— begin SUPPLIED TEXT —

In order to build the foundations of the lighthouse, the lake had to be drained, and it was eventually presented to the city in 1918. Back then, the clock had to be wound weekly, which was pretty awkward and time consuming as you can imagine.
In the late 1970’s, Lord Pontypridd contributed £4,534 to upgrade the mechanism, which included the installation of an electricity cable from the promenade to the clock tower. They also installed floodlights, although we aren’t sure if the lighting still works today.
Captain Scott and the Antarctic Expedition
(Main Source: Wiki)
Captain Scott was a British Royal Navy Officer who led two expeditions to the Antarctic. The first expedition was a wild success, as he discovered the Antarctic Plateau on which the South Pole is located.
In 1912, he led a second expedition with a crew of five men and reached the South Pole in 1912. Unfortunately, on his return, a planned meeting with supporting dog teams from the base camp failed, leaving Captain Scott and his companions stranded.
The full tale of Captain Scott is rife with injury, adventure, setbacks, terrible weather conditions, and more. He kept a journal throughout the expedition, which was recovered after his body was found. It really is an epic, but sad story and we’d encourage anyone who is interested to read more about the challenges they faced.
In his journal, Captain Scott wrote a “message to the public” that we’ll leave below. It’s pretty inspiring!
“We took risks, we knew we took them; things have come out against us, and therefore we have no cause for complaint, but bow to the will of Providence, determined still to do our best to the last ... Had we lived, I should have had a tale to tell of the hardihood, endurance, and courage of my companions which would have stirred the heart of every Englishman. These rough notes and our dead bodies must tell the tale, but surely, surely, a great rich country like ours will see that those who are dependent on us are properly provided for.”
Champion Tree’s of Roath Park
So we read that there were twelve Champion Tree’s at Roath Park Lake but apparently there’s thirteen of them! A champion tree is one of the broadest or tallest of its species and all champion trees are recorded in the Tree Register of the British Isles.

— end SUPPLIED TEXT —
— begin DATASET CONTENT —

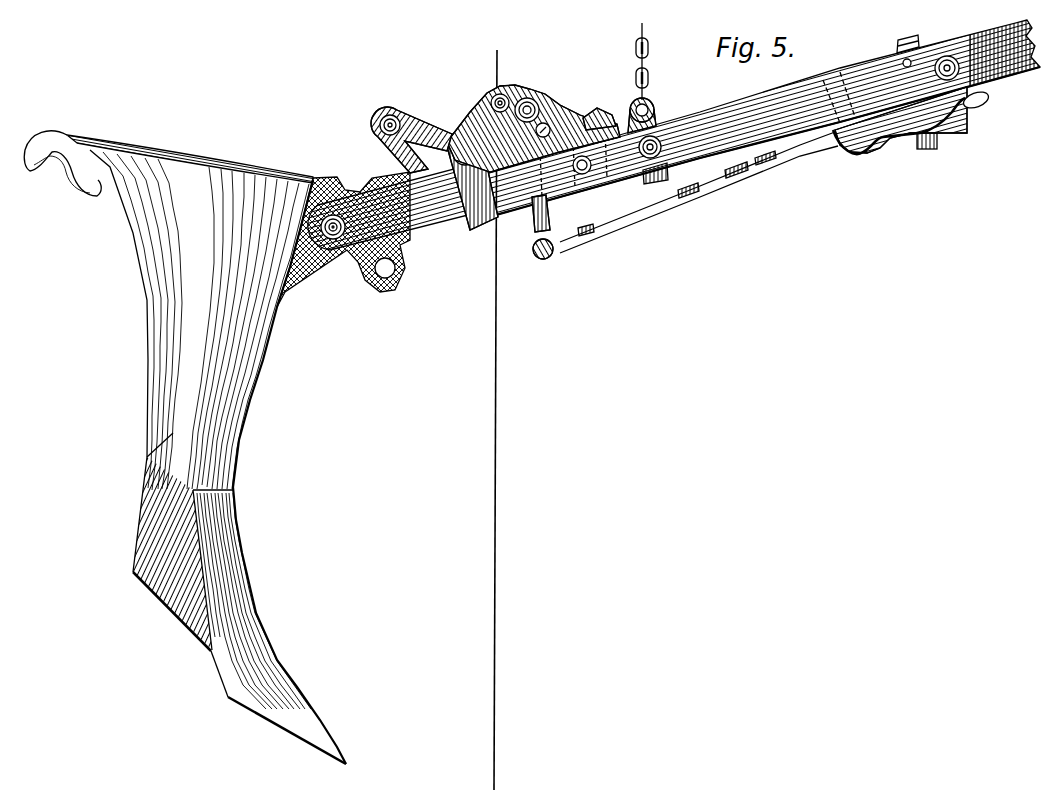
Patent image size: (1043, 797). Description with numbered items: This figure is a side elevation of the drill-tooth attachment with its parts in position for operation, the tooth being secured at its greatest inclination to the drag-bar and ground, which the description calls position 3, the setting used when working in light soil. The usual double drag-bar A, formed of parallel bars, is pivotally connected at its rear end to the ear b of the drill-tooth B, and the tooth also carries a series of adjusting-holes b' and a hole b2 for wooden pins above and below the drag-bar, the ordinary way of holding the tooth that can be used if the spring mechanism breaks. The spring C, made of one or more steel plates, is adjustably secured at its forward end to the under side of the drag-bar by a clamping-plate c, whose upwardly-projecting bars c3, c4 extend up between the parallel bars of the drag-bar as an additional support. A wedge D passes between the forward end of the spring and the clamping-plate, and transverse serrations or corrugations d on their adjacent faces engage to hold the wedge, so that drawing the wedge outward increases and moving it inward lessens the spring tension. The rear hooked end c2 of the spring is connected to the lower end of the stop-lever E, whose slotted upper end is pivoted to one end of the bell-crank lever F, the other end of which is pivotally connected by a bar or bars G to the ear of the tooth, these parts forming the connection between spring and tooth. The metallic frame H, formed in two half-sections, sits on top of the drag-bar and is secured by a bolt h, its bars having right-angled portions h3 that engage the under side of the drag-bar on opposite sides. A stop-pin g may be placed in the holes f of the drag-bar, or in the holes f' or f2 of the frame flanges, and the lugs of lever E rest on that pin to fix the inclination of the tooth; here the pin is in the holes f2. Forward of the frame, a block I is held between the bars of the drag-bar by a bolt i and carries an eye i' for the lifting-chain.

The drill-tooth B is at (185, 447).
The ear b is at (394, 206).
The adjusting-holes b' is at (403, 163).
The hole b2 is at (387, 280).
The double drag-bar A is at (759, 120).
The bar or bars G is at (379, 128).
The bell-crank lever F is at (447, 130).
The metallic frame H is at (538, 110).
The stop-pin g is at (540, 90).
The holes f is at (599, 115).
The holes f' is at (560, 115).
The holes f2 is at (540, 95).
The bolt h is at (465, 160).
The right-angled portions h3 is at (473, 186).
The stop-lever E is at (546, 213).
The hooked end c2 is at (553, 251).
The spring C is at (699, 192).
The clamping-plate c is at (896, 110).
The upwardly-projecting bar c3 is at (839, 89).
The upwardly-projecting bar c4 is at (947, 53).
The wedge D is at (989, 100).
The serrations or corrugations d is at (973, 112).
The block I is at (643, 115).
The bolt i is at (654, 147).
The eye i' is at (658, 63).
The position 3 is at (356, 773).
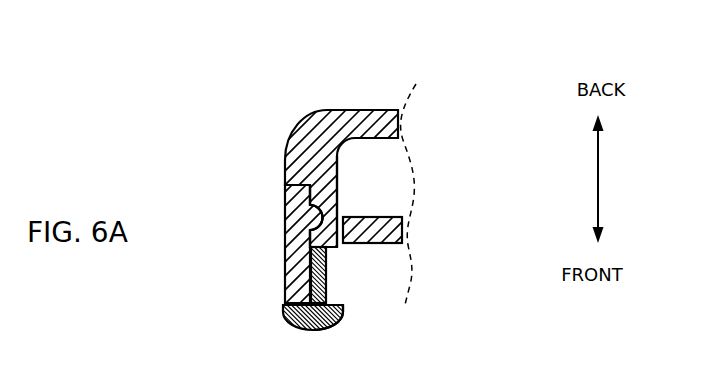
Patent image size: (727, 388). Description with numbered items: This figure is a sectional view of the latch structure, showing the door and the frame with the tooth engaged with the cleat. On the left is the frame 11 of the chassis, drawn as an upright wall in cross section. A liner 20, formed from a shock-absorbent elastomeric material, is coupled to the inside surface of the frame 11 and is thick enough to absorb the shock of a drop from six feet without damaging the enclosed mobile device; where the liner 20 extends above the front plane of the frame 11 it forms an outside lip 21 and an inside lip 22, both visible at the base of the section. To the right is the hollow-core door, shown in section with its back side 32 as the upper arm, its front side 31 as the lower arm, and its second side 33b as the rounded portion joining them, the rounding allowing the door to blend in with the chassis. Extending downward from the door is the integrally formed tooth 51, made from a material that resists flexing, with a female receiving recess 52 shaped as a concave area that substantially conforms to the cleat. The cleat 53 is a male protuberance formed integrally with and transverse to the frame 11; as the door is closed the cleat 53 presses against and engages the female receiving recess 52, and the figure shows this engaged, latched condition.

The frame 11 is at (278, 269).
The liner 20 is at (336, 291).
The outside lip 21 is at (287, 324).
The inside lip 22 is at (342, 328).
The front side 31 is at (383, 253).
The back side 32 is at (374, 101).
The second side 33b is at (303, 149).
The tooth 51 is at (346, 188).
The female receiving recess 52 is at (334, 234).
The cleat 53 is at (313, 211).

— end DATASET CONTENT —

▶ PROMPT 1: Return the stretch of the Roath Park text from "In 1912, he" through "It’s pretty inspiring!", word for word.
▶ PROMPT 2: Resume the Roath Park text from the point where it stops.
The rows above were taken from a different source than the Roath Park text.

▶ OUTPUT 1:
In 1912, he led a second expedition with a crew of five men and reached the South Pole in 1912. Unfortunately, on his return, a planned meeting with supporting dog teams from the base camp failed, leaving Captain Scott and his companions stranded.
The full tale of Captain Scott is rife with injury, adventure, setbacks, terrible weather conditions, and more. He kept a journal throughout the expedition, which was recovered after his body was found. It really is an epic, but sad story and we’d encourage anyone who is interested to read more about the challenges they faced.
In his journal, Captain Scott wrote a “message to the public” that we’ll leave below. It’s pretty inspiring!

▶ OUTPUT 2:
Here’s a list of the champion trees at Roath Park. You can find them by looking out for plaques by the base of the trees.
Fun Fact: Two oak trees at Roath Park predate the establishment of the park and have been estimated to be around 238 years old! One of them is sat in the children’s park area and is pretty difficult to miss… It’s the ruddy huge oak tree by the promenade!!
Roath Park Conservatory
The initial plans for Roath Park Conservatory were estimated to cost £20,000. It opened in 1975, and the initial charge for entry was set at 5 pence. (Source: cardiffparks.org.uk) Nowadays, it costs £2 for adults and £1 for students.
Inside you’ll find a large pond, full of goldfish and great big carp fish. Luckily, we had a waterproof camera so could take a much closer look at the fella’s. There are terrapins that live there too; apparently unwanted pets that have been given a new home.
One of the main attractions inside the conservatory is the white-faced whistling ducks that live there. These ducks usually live in South Africa and South America, and these two have lived in the conservatory for 6 years. Steve, the super helpful and friendly park ranger who works at the conservatory told us all about them and was ace.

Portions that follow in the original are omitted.